SUPPLIED RECORDS →
------------------------------------------------------------

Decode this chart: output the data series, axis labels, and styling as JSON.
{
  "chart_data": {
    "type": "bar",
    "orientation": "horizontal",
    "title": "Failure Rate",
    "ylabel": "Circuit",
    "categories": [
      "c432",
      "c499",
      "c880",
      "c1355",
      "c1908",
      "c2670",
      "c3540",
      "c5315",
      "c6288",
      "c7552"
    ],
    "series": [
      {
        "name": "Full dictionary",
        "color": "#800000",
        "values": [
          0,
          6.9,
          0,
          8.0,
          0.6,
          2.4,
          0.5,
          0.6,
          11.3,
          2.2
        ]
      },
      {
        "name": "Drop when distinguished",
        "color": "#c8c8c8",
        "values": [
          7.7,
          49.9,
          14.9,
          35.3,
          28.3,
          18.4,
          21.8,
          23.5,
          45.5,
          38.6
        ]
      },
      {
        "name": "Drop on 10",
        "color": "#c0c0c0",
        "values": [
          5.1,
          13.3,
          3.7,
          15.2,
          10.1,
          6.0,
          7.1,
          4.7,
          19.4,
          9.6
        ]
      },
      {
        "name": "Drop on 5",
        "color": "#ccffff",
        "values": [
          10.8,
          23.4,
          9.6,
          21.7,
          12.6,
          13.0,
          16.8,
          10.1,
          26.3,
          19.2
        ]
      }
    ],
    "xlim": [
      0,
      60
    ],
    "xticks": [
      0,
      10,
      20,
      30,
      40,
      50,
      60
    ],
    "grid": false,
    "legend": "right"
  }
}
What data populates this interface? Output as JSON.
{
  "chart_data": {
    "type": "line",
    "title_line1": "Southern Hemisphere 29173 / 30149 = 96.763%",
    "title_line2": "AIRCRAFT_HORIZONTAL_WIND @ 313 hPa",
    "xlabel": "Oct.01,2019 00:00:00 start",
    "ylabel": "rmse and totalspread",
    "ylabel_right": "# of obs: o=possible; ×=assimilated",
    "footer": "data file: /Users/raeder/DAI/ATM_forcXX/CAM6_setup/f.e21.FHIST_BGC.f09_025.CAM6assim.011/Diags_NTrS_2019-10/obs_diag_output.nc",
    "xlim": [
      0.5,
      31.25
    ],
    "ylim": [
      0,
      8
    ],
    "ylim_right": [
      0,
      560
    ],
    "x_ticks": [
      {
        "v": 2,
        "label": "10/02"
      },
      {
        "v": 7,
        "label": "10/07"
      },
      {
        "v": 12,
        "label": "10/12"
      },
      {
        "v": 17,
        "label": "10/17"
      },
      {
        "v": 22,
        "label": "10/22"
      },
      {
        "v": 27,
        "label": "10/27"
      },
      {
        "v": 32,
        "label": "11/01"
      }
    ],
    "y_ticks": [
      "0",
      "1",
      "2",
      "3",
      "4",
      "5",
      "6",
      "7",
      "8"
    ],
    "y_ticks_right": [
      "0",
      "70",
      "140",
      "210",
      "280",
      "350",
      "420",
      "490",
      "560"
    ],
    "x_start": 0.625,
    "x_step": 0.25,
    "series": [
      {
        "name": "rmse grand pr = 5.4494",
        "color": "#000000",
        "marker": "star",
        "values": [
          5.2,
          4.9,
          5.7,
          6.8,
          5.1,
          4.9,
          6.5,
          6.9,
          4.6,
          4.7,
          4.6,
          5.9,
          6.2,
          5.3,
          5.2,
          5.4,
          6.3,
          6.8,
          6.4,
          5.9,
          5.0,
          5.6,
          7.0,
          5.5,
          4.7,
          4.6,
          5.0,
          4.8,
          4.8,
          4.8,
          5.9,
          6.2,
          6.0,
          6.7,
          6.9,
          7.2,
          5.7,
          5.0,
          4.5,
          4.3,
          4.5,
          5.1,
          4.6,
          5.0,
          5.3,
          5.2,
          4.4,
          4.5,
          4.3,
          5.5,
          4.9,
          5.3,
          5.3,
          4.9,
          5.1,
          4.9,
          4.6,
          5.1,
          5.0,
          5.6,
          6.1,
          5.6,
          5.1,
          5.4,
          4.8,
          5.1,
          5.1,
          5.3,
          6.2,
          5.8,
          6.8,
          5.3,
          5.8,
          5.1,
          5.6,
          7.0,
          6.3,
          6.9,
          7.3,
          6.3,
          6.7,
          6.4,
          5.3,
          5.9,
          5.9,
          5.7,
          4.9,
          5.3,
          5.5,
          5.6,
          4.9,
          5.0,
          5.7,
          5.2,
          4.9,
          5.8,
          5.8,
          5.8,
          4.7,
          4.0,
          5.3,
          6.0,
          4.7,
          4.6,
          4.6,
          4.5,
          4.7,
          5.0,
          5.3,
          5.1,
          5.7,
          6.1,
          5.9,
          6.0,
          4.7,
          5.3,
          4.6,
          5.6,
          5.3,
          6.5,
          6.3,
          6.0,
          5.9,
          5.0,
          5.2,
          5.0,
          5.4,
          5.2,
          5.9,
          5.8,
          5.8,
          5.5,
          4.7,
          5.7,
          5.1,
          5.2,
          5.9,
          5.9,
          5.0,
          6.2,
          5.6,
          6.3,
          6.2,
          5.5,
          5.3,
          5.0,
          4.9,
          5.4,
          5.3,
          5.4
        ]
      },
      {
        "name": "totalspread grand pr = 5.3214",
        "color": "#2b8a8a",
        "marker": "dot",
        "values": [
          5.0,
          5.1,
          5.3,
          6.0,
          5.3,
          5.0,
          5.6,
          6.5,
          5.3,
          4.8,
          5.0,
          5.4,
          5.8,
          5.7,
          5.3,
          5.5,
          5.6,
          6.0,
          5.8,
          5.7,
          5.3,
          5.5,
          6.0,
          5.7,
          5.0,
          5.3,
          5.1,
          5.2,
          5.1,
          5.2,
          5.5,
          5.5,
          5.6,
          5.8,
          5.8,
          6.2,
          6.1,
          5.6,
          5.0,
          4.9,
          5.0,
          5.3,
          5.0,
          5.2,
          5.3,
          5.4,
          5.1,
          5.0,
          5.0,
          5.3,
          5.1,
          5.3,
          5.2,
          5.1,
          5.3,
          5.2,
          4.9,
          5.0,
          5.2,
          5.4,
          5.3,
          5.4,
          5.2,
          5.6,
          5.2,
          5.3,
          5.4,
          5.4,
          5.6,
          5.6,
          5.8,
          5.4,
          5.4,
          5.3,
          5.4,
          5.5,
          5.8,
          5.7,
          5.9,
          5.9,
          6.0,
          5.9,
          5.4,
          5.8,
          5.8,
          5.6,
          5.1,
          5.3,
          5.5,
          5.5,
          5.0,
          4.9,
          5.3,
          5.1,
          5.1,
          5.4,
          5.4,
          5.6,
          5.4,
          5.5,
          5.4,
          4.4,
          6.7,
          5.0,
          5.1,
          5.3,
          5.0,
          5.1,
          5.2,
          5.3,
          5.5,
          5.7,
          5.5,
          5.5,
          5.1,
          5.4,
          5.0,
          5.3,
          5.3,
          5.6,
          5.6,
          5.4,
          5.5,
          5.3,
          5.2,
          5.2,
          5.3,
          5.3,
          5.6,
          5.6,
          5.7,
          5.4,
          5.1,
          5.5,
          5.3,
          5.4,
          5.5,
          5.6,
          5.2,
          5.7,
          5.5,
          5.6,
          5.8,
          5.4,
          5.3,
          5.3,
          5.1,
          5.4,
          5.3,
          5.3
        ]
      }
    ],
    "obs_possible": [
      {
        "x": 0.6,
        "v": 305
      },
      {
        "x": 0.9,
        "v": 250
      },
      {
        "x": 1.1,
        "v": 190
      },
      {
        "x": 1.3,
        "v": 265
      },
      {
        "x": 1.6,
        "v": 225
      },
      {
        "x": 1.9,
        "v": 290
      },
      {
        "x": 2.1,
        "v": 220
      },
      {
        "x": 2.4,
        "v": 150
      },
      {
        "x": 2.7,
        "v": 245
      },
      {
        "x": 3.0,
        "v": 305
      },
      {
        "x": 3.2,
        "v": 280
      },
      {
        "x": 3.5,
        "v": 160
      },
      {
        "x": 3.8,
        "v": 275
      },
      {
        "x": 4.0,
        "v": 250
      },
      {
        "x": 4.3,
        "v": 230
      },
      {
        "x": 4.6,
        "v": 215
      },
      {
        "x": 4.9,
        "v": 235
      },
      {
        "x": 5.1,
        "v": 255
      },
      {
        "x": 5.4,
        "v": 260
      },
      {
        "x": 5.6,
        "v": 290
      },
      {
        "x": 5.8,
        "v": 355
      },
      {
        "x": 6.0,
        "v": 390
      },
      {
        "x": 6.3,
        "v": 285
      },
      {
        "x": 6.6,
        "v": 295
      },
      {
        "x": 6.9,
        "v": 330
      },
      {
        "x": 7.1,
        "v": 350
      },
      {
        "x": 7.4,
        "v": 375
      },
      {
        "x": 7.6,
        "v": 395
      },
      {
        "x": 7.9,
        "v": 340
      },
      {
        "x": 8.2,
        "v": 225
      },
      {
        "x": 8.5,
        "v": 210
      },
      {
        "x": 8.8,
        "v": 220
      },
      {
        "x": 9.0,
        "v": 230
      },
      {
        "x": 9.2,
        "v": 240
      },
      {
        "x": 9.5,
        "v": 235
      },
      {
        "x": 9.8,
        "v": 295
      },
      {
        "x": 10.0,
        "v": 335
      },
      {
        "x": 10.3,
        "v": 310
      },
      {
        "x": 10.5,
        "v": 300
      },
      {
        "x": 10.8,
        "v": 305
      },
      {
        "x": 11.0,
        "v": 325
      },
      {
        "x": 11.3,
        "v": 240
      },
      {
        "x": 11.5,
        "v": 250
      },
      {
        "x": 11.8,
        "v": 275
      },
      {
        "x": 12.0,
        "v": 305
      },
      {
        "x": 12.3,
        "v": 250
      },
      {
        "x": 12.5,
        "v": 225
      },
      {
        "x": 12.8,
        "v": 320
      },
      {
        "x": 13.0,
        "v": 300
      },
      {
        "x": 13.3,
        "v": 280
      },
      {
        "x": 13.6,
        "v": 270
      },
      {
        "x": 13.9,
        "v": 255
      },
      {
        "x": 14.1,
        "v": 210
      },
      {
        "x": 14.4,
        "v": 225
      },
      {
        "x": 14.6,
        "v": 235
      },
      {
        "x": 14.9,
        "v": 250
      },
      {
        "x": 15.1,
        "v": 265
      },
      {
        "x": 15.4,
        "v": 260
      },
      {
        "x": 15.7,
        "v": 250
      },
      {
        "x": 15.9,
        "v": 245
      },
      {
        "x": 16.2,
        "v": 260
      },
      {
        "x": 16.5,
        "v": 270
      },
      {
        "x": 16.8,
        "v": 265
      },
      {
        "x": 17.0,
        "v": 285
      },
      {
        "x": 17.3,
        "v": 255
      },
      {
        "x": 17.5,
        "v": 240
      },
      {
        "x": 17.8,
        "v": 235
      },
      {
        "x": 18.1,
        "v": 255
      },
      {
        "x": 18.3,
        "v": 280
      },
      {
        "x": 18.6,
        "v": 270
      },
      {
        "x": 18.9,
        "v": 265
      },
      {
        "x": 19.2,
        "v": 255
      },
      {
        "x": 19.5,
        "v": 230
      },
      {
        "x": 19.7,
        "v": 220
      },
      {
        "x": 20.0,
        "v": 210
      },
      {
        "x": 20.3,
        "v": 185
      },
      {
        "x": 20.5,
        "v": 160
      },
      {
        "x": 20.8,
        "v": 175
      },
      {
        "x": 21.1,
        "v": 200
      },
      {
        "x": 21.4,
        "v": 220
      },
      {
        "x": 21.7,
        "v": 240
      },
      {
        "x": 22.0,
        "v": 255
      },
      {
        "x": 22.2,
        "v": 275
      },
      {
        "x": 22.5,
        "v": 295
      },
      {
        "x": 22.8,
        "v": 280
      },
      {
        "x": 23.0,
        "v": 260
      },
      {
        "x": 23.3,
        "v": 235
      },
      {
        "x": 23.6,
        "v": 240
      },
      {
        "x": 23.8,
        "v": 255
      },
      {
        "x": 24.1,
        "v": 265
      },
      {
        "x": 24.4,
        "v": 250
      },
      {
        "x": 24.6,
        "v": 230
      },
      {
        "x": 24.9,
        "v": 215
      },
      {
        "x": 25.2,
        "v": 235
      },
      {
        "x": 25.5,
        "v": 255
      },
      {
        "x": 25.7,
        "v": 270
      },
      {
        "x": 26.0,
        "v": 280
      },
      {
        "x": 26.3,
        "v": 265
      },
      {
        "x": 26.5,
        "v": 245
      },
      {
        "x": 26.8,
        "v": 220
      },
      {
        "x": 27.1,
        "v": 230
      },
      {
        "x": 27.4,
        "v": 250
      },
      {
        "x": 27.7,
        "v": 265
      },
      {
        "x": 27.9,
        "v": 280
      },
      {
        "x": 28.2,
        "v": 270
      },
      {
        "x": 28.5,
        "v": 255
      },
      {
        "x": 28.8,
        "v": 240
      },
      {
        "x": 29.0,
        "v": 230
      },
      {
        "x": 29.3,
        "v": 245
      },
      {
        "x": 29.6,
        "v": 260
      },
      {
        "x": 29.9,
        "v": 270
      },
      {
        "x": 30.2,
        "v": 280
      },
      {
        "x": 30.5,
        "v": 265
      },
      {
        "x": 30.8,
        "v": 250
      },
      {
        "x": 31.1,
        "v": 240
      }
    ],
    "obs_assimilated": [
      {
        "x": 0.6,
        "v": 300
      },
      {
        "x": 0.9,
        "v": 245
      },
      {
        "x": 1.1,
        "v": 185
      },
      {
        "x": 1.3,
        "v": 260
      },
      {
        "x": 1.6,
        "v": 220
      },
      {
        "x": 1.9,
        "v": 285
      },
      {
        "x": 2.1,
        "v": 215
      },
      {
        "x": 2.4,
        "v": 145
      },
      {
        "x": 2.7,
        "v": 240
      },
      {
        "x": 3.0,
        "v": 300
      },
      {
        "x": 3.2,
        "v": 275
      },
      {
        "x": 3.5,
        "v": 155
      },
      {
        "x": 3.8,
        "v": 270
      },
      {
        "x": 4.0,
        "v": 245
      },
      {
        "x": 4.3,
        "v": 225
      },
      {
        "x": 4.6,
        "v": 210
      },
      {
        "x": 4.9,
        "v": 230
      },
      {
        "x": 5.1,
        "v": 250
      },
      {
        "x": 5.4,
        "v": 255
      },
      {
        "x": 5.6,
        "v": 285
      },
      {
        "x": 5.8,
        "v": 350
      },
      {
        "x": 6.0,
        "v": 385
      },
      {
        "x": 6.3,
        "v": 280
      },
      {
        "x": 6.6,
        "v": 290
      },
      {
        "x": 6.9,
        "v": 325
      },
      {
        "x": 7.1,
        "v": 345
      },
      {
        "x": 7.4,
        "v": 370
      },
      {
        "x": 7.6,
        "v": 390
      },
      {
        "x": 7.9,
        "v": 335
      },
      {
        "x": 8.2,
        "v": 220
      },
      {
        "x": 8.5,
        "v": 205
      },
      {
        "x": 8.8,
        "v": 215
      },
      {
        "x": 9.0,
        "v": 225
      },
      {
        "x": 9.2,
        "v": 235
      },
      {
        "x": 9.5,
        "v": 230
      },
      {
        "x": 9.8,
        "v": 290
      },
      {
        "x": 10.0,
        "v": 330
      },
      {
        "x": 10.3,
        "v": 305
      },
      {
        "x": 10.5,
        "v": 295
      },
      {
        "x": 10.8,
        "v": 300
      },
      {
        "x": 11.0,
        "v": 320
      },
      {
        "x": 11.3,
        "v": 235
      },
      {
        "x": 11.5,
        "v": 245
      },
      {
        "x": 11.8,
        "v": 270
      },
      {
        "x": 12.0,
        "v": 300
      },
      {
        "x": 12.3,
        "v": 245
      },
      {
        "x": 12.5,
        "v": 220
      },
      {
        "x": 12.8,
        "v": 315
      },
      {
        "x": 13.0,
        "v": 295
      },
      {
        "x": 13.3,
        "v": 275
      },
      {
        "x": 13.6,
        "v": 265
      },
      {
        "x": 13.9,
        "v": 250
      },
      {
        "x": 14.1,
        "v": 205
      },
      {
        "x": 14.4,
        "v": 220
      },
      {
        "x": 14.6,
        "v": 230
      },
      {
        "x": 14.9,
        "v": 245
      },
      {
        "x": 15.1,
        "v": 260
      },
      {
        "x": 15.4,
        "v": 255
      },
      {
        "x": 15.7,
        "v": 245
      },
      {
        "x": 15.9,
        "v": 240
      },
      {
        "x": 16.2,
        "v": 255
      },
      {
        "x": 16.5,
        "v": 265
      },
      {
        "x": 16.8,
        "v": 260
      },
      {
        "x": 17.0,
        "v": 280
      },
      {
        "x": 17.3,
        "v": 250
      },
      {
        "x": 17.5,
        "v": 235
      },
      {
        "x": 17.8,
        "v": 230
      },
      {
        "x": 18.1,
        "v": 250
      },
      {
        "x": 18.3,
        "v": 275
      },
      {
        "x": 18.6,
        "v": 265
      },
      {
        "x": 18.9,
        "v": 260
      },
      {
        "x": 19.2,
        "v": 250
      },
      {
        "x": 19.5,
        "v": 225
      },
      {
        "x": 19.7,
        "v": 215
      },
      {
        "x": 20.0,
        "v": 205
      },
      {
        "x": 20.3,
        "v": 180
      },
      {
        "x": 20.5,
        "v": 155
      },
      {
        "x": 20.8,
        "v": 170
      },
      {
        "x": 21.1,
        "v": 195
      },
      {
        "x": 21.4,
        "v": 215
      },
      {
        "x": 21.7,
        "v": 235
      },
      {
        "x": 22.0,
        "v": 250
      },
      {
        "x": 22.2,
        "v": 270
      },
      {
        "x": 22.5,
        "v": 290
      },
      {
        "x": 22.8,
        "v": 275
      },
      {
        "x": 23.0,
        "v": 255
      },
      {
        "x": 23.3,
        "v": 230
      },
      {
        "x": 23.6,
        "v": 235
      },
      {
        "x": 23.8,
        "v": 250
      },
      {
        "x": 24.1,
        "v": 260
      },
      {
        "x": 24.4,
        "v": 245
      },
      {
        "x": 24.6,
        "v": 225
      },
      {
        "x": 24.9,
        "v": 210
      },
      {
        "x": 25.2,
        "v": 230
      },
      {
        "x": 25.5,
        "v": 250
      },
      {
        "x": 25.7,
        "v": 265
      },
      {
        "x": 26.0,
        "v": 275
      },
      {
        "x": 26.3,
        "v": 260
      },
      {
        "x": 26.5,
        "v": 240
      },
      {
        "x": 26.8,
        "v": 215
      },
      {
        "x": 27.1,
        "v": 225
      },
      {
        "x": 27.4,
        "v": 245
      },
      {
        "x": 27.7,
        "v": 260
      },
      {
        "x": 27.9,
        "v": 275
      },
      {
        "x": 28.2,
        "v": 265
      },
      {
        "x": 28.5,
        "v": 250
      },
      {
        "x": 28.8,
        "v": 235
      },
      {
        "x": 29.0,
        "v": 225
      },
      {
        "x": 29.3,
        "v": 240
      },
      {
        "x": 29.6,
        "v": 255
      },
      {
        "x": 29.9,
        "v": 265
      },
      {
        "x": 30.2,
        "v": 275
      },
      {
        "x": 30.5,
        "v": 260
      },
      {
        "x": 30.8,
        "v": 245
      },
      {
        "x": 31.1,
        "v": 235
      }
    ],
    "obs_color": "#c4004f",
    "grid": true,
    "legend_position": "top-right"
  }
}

------------------------------------------------------------

TASK TO COMPLETE →
Go through the material above and copy each line that has the word "name".

RESULT FOR THIS TASK →
        "name": "Full dictionary",
        "name": "Drop when distinguished",
        "name": "Drop on 10",
        "name": "Drop on 5",
        "name": "rmse grand pr = 5.4494",
        "name": "totalspread grand pr = 5.3214",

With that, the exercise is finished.